¿Podría desvestirse, joven?
ESTA es la historia de un muchacho enfermo de tuberculosis en una pensión para caballeros, y de los caballeros que justamente lo rodean, en Görbersdorf en 1913. Görbersdorf, en la Baja Silesia, estaba entonces en Prusia y tras la Segunda Guerra pasaría a ser polaca, pero sigue quedando a dos pasos de las fronteras checas y alemana.
Quien haya leído La Montaña mágica reconocerá la similar circunstancia y es también probable que aprecie esta historia doblemente. Pero si no la ha leído la apreciará igual. Porque si Tierra de empusas (las empusas son seres del submundo que observan y comentan), la reciente novela de Olga Tokarczuk, la primera que escribe tras la recepción del Nobel en 2018, es una reescritura de la novela de Mann, al mismo tiempo no lo es y se basta a sí misma.
Se trata de una obra densa, en el sentido de sólida, tocada por el alma eslava, por decirlo de alguna manera, lo que no le impide ser por momentos hilarante. Ilustro con un par de escenas:
¿Será que me voy a morir? le pregunta el joven Mieczyslaw Wojnicz a la vela que lo alumbra durante una noche de insomnio en la soledad de su cuarto. La vela no responde de buenas a primeras y su llama vacila, aparentemente inquieta por la pregunta. Sólo son inmortales tanto las cosas minúsculas como las inmensas, los átomos y las galaxias, dice por fin. Allí está todo el misterio.
Al otro extremo del espectro, este diálogo en el sanatorio entre el doctor Semperweiss y el paciente Wojnicz es hilarante:
—¿Podría desvestirse completamente, joven? —Me veo en la necesidad de rehusar. —¿Por qué, si se puede saber? ...Esta es una consulta médica. —Por razones... religiosas. —Pero si usted es católico y los católicos se desvisten delante del médico. —Es más complicado que eso. —Estos del Este son salvajes, concluye el galeno. No puedo con ellos. ¿Cómo quiere ser tratado con métodos modernos si rehúsa mostrar el culo?

▸ INSTRUCCIONES A SEGUIR
Continúa el texto sobre Tierra de empusas, la novela de Olga Tokarczuk, a partir de su última oración.

(Datos de análisis del diseño de página)
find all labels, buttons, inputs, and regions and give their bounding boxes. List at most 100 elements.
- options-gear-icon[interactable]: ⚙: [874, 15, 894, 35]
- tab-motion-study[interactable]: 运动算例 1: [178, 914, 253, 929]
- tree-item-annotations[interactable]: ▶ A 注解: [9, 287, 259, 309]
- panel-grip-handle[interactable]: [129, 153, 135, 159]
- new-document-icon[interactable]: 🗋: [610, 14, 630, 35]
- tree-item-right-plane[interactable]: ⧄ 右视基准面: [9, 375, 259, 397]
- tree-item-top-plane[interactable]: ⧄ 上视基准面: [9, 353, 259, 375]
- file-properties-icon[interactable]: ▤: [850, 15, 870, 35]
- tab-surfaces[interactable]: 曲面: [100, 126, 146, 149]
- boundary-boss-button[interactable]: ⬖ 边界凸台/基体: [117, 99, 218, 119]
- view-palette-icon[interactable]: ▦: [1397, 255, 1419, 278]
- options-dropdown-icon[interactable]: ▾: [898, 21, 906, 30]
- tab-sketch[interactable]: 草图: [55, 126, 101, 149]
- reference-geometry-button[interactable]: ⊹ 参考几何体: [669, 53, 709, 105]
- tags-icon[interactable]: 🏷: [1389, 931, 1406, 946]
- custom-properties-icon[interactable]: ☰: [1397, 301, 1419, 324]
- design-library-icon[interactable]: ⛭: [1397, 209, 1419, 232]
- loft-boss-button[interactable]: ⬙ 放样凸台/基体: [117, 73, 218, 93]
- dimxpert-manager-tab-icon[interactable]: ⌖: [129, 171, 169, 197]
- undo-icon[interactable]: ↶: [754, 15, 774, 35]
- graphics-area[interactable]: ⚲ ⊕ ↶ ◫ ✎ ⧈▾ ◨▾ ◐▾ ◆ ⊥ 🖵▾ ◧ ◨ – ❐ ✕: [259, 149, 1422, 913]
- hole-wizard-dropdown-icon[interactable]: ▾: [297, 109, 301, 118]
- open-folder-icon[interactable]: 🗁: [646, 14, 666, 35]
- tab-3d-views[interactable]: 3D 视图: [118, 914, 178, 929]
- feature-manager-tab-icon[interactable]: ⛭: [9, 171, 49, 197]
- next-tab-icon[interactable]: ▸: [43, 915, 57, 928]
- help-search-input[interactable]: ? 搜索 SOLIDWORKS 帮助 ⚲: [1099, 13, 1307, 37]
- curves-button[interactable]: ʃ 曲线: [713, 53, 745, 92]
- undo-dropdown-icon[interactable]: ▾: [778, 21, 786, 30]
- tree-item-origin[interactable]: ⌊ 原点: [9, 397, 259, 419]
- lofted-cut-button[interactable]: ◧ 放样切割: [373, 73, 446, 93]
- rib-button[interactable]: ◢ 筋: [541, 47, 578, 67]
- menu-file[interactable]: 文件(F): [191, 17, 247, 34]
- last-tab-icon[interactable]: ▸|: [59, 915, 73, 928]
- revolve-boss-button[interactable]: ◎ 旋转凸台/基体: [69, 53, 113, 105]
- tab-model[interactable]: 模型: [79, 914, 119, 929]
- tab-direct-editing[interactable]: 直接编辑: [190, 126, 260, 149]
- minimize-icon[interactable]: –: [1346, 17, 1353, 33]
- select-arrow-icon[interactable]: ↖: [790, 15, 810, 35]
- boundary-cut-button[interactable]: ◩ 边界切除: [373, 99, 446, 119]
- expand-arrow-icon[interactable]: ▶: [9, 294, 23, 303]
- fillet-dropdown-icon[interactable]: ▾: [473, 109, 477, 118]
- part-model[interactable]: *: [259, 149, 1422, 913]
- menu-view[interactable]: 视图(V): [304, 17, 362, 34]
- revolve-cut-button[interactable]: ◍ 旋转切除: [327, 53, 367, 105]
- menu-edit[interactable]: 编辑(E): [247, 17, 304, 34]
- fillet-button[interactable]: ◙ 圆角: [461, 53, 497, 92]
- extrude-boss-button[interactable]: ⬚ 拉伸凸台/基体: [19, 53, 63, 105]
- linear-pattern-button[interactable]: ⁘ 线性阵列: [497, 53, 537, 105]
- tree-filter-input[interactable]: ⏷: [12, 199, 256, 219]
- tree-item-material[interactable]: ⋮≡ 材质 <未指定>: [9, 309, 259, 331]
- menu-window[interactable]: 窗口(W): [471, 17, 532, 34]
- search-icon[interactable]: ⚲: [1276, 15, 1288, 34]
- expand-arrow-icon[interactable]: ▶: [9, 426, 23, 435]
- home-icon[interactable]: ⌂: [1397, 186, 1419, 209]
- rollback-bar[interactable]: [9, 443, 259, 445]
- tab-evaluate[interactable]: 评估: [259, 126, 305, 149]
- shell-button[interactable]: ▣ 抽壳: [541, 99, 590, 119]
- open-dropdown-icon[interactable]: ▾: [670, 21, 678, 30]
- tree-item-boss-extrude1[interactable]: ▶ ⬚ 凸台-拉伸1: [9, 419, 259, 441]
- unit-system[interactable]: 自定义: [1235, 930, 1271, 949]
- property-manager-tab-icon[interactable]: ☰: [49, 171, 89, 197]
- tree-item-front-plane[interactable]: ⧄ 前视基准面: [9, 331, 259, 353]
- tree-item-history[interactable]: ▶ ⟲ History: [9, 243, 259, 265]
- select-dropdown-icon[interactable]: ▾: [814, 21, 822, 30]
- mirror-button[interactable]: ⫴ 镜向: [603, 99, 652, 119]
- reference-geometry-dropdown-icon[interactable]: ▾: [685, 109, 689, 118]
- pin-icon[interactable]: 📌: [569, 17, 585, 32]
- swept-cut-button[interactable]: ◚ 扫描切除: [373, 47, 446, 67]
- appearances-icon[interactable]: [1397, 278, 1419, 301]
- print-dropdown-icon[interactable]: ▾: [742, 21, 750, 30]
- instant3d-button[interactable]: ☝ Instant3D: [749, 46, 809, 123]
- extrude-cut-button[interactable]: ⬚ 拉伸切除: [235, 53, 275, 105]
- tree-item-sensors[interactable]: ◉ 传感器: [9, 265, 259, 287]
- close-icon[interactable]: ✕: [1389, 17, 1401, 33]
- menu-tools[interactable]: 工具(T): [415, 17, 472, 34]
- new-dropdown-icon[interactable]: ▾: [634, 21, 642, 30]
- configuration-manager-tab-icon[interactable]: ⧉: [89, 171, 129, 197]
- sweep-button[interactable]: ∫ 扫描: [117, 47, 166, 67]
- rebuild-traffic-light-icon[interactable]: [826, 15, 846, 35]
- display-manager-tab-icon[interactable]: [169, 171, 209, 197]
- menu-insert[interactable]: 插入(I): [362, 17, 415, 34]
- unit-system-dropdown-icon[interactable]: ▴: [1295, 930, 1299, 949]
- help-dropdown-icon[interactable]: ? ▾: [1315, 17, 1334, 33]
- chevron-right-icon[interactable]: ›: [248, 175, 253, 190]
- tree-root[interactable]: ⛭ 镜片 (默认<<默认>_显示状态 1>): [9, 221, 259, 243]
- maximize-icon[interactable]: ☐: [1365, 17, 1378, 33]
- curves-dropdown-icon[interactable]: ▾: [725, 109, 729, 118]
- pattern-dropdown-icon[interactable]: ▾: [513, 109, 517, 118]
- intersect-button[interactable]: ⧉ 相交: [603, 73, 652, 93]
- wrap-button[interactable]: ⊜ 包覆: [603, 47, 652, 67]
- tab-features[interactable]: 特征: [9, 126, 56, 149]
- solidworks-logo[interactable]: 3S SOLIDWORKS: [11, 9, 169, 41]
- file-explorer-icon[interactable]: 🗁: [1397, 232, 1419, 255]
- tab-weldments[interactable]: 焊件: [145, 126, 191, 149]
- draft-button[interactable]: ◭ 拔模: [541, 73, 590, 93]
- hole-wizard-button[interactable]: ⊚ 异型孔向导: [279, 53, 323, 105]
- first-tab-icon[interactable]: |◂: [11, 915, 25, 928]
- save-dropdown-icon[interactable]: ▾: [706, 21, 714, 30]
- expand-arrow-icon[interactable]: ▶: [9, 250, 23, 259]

▸ RESULTADO DEL EJERCICIO
Puede que la intención de la autora de afirmar su punto de vista por momentos sea un poco marcada pero, con todo, el entramado está muy bien logrado. Y que al acabar la lectura uno se entere de que las opiniones machistoides que los pensionistas intercambian en las horas de ocio mientras saborean el licor local son paráfrasis de textos de autores granados, de Ovidio a Sartre, jugada que no puede sino ser considerada una genialidad manifiesta.
También la presencia significativa en la novela de una tela del pintor valón Herri de Dinant, adelantado del paisajismo en el sXVI, que le permite a Tokarczuk inscribir entre lo minúsculo y lo inmenso el valle y las montañas de Görbersdorf que contienen y rodean a los protagonistas, tal como hace la vela con la inmortalidad, así como la relación del protagonista con su padre. Otra genialidad, y ya van dos o tres.
Que el Premio Nobel no lo regalan ya lo sabíamos y Olga Tokarczuk sólo viene a recordárnoslo.